» Required task
Find each line holding "collection" and copy it out.
* begin *
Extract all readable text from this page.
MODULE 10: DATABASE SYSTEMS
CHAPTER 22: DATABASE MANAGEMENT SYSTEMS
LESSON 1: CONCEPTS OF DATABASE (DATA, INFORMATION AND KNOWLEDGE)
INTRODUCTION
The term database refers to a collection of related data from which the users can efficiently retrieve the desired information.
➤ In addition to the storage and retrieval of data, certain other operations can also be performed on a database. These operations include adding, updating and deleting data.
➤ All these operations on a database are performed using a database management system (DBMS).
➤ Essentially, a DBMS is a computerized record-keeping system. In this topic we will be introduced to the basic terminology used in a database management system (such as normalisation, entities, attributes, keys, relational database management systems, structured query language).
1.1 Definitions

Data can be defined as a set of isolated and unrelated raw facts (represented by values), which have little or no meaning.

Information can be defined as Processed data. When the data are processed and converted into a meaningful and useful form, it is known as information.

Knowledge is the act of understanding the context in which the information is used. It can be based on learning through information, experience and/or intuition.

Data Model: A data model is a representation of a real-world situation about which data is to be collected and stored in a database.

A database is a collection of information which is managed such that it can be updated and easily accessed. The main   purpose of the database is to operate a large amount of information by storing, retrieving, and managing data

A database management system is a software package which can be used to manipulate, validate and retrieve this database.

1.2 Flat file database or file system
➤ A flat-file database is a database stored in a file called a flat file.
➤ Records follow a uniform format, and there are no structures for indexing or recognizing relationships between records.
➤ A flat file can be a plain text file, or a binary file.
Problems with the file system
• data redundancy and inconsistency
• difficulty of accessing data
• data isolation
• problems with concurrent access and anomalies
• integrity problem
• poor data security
* end *
» Output of the task
The term database refers to a collection of related data from which the users can efficiently retrieve the desired information.
A database is a collection of information which is managed such that it can be updated and easily accessed. The main   purpose of the database is to operate a large amount of information by storing, retrieving, and managing data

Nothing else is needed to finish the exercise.